Work to do ->
Using the data below, tally the lines that include the string "Urbano". Only the number is wanted.

Saved entries:
****************

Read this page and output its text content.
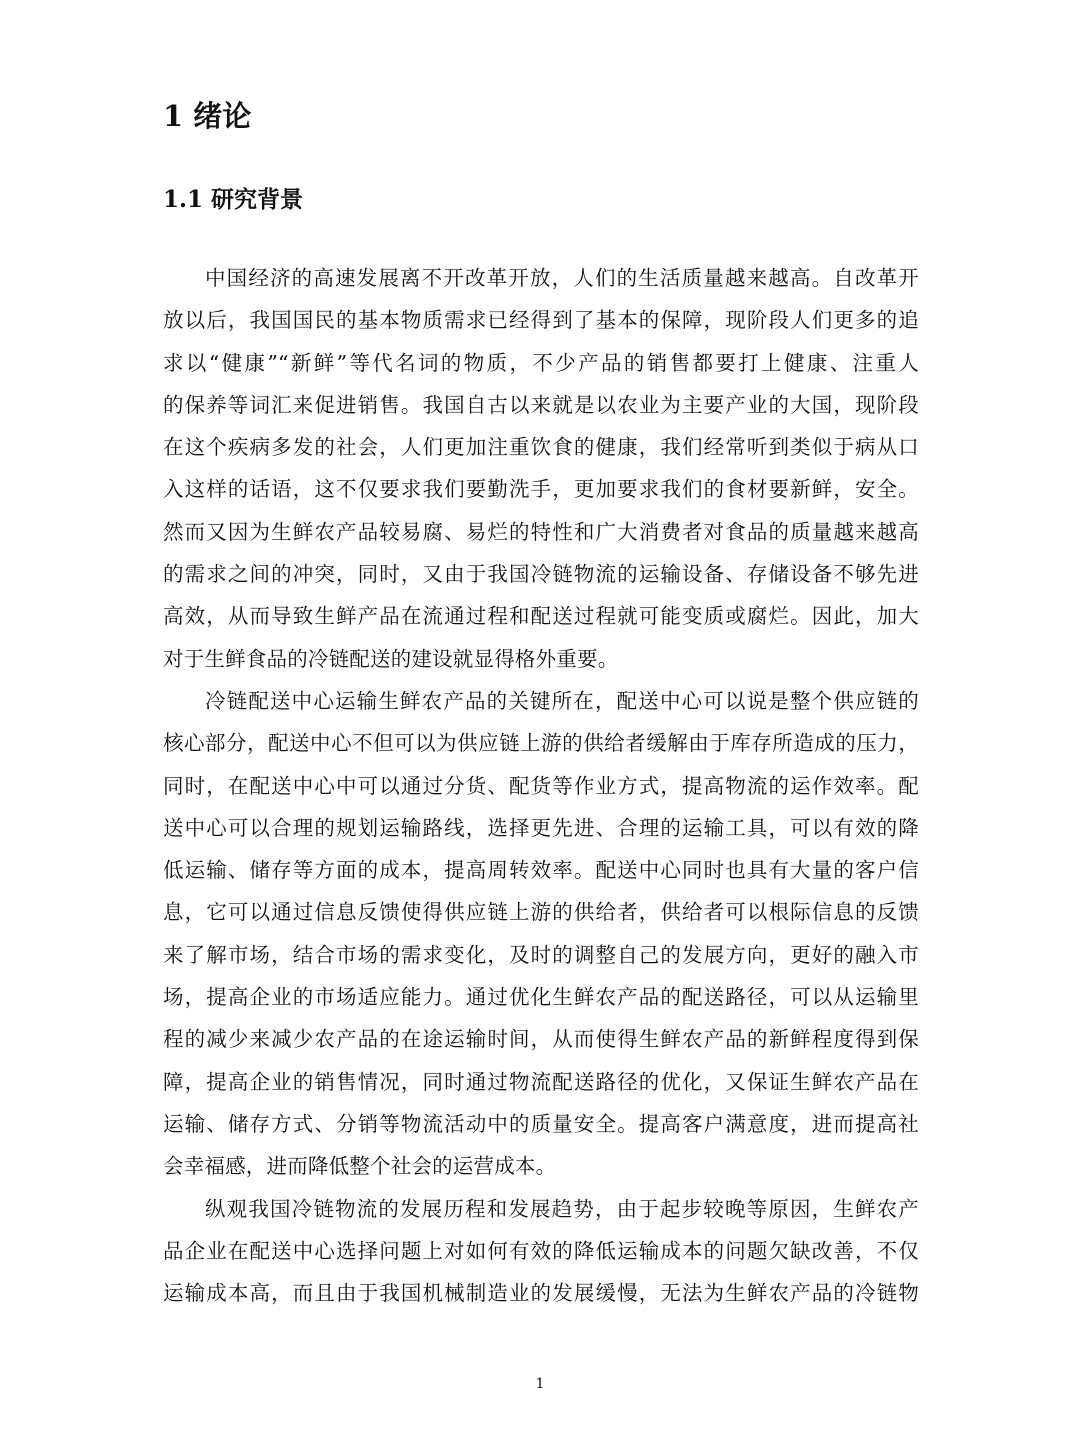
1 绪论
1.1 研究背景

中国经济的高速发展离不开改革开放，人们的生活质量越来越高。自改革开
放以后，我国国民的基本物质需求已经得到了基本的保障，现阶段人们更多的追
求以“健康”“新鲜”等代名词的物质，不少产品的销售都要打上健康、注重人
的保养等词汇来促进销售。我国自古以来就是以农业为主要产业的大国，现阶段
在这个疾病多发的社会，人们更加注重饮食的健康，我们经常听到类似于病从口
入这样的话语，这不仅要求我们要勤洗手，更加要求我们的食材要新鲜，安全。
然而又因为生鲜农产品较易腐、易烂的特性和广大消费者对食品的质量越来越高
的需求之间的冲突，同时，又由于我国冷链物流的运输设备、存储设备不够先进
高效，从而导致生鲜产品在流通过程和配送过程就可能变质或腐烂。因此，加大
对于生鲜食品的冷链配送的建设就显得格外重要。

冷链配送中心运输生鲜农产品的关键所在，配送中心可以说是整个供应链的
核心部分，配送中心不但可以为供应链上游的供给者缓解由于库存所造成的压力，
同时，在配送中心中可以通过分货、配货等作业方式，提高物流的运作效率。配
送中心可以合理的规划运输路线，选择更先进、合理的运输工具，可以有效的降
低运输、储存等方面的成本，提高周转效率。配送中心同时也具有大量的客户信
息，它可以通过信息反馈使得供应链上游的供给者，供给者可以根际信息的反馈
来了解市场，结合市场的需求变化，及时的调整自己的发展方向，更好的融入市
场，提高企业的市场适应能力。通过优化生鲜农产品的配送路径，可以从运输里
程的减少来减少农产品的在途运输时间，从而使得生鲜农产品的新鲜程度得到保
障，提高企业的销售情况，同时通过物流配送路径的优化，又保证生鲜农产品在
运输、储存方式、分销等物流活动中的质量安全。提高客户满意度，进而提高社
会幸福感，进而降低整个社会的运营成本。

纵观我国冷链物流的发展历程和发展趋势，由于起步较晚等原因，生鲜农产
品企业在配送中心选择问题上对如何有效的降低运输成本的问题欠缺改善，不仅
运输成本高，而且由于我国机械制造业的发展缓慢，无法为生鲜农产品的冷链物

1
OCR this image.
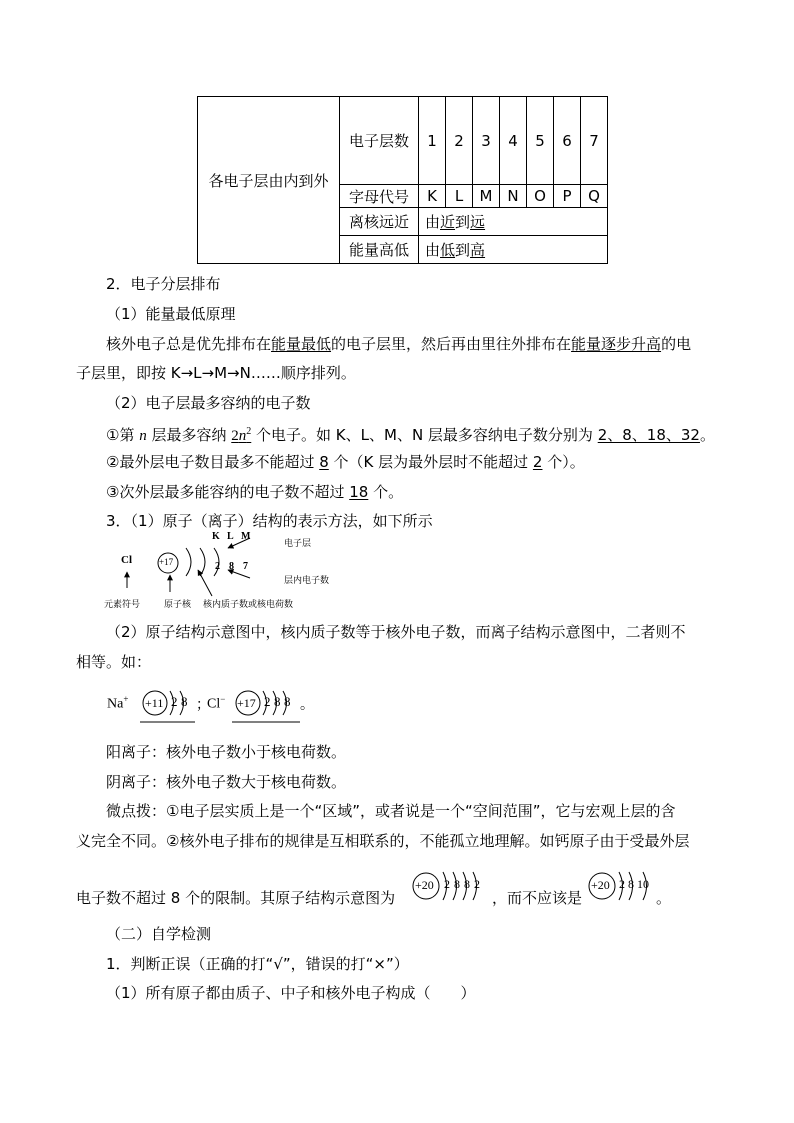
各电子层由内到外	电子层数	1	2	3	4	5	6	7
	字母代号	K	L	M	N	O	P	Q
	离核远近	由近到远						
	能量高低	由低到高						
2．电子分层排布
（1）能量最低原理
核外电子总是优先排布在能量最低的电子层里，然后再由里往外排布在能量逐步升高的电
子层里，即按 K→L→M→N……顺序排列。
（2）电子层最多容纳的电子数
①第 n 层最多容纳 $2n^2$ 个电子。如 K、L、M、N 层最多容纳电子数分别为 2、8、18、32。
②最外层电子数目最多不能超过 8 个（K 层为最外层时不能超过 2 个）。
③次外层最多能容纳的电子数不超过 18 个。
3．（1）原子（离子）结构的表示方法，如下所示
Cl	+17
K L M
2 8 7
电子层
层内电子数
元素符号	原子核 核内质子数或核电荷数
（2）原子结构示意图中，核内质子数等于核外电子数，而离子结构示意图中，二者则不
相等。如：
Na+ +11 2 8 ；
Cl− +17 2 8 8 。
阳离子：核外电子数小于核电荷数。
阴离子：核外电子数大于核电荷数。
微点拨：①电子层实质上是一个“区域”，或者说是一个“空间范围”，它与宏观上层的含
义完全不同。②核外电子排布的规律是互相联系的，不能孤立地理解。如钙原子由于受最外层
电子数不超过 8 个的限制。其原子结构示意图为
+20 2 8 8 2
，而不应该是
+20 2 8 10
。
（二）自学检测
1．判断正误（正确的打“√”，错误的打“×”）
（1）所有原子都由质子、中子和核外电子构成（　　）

****************

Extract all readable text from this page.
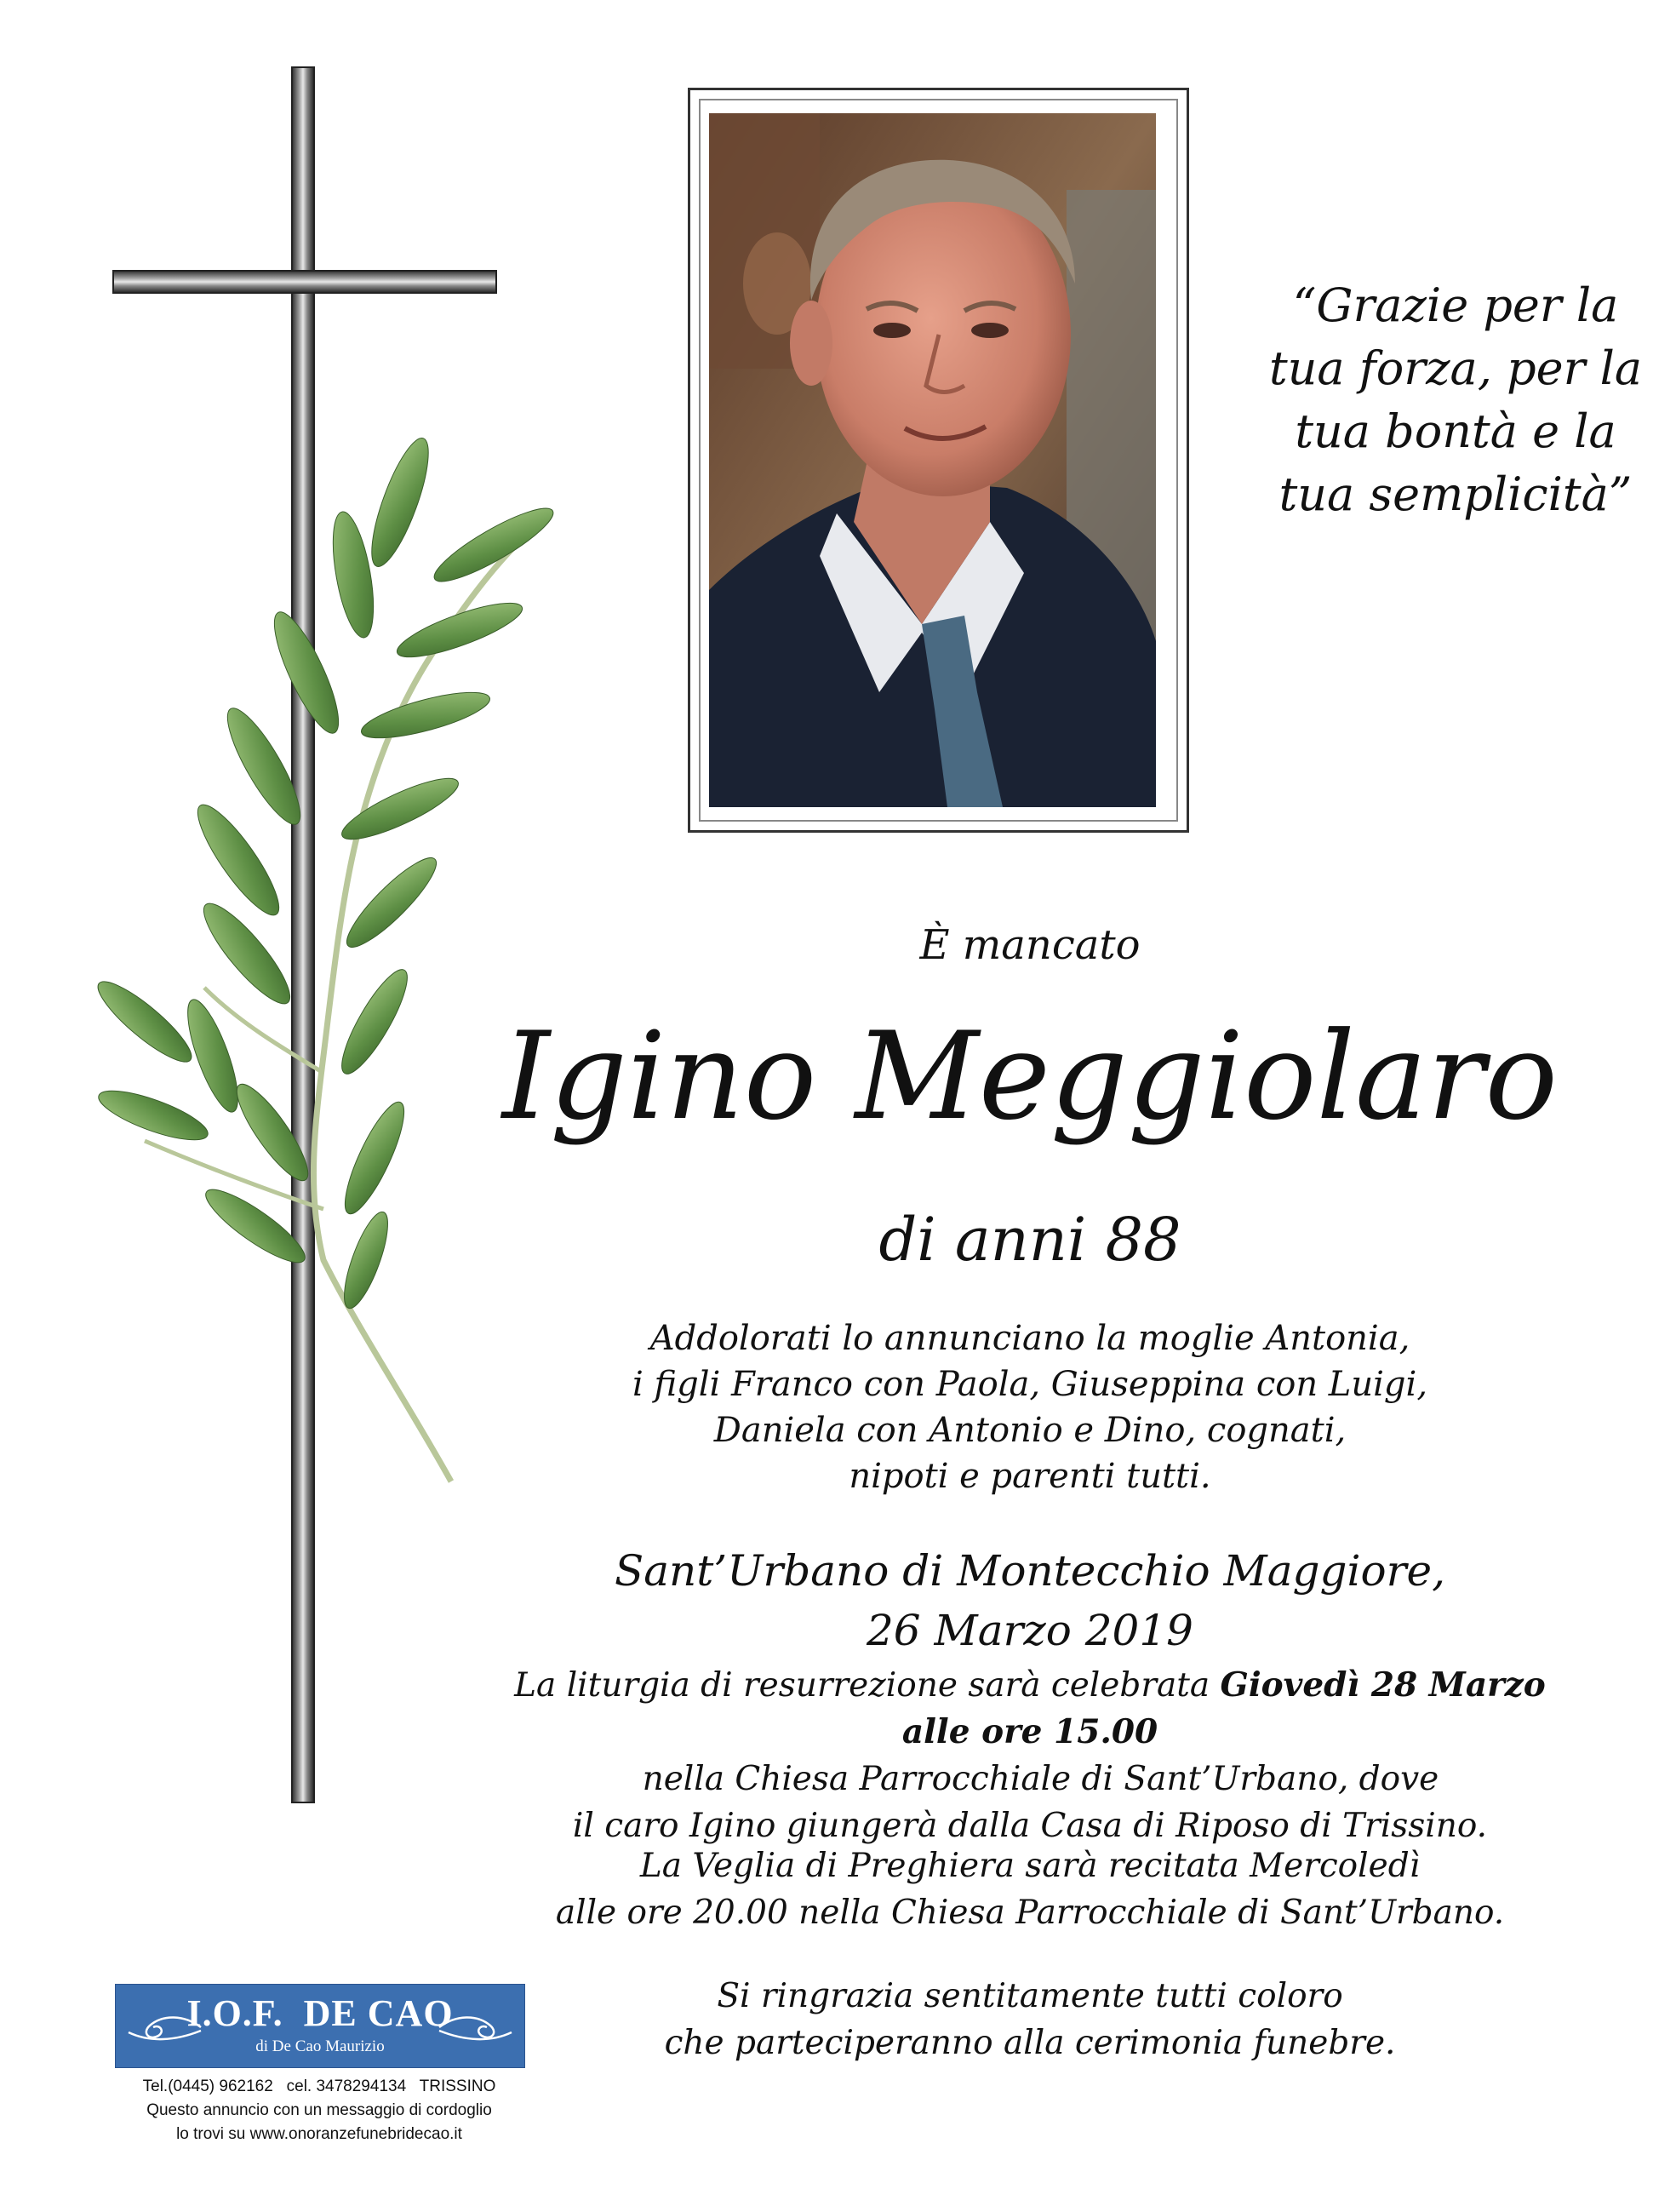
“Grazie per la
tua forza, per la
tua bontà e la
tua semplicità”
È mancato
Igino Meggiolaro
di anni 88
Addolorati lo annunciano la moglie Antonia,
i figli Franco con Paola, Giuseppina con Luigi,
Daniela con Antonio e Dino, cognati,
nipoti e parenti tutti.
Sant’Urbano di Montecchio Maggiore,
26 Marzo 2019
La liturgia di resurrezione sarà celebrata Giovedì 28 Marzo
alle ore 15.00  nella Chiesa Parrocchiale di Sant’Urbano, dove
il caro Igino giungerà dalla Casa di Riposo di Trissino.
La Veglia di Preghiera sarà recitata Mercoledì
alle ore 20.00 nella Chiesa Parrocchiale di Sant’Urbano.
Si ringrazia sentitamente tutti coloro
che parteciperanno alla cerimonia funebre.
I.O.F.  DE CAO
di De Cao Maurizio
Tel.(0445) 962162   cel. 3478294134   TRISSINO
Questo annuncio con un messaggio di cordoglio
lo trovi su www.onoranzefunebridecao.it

****************

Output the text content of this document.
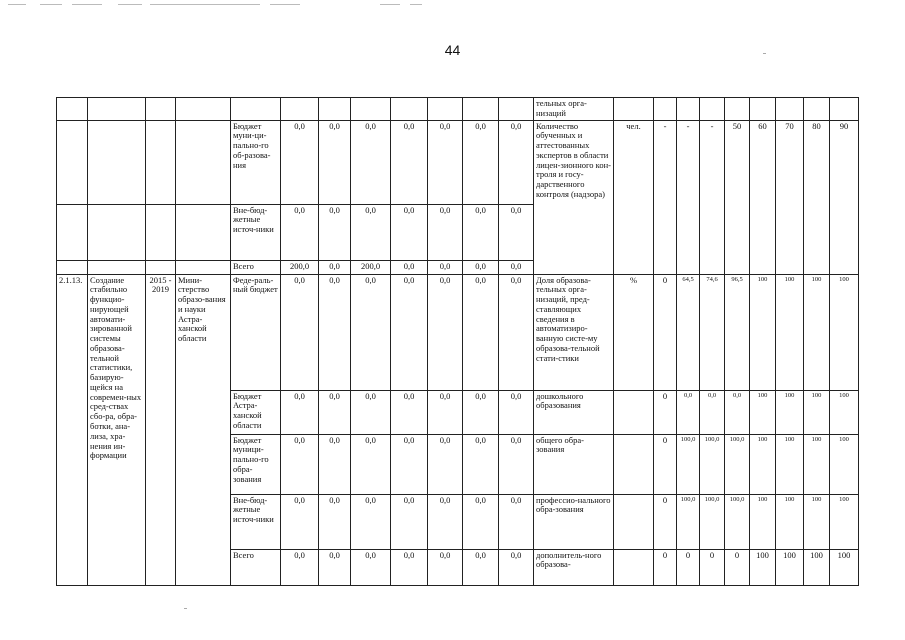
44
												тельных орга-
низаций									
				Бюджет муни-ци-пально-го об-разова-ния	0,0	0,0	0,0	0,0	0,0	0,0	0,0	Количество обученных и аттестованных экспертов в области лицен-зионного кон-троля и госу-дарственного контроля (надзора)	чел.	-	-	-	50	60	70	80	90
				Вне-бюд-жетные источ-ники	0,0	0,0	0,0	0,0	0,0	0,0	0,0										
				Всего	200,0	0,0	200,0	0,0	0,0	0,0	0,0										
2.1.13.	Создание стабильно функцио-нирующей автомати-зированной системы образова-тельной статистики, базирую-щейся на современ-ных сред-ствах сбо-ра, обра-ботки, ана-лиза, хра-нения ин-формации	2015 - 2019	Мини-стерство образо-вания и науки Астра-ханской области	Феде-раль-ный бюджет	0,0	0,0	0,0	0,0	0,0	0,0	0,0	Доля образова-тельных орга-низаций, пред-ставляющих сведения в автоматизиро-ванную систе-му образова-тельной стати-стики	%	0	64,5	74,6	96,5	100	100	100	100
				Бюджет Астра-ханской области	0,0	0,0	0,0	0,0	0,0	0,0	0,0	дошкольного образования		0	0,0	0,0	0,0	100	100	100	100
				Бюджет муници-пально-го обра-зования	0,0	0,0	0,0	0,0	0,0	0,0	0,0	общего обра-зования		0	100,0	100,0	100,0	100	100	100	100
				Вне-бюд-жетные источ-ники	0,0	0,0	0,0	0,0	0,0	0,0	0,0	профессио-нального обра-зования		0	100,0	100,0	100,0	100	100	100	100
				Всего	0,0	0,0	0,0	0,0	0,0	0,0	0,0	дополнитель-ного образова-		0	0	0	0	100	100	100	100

****************

Output of the exercise ->
3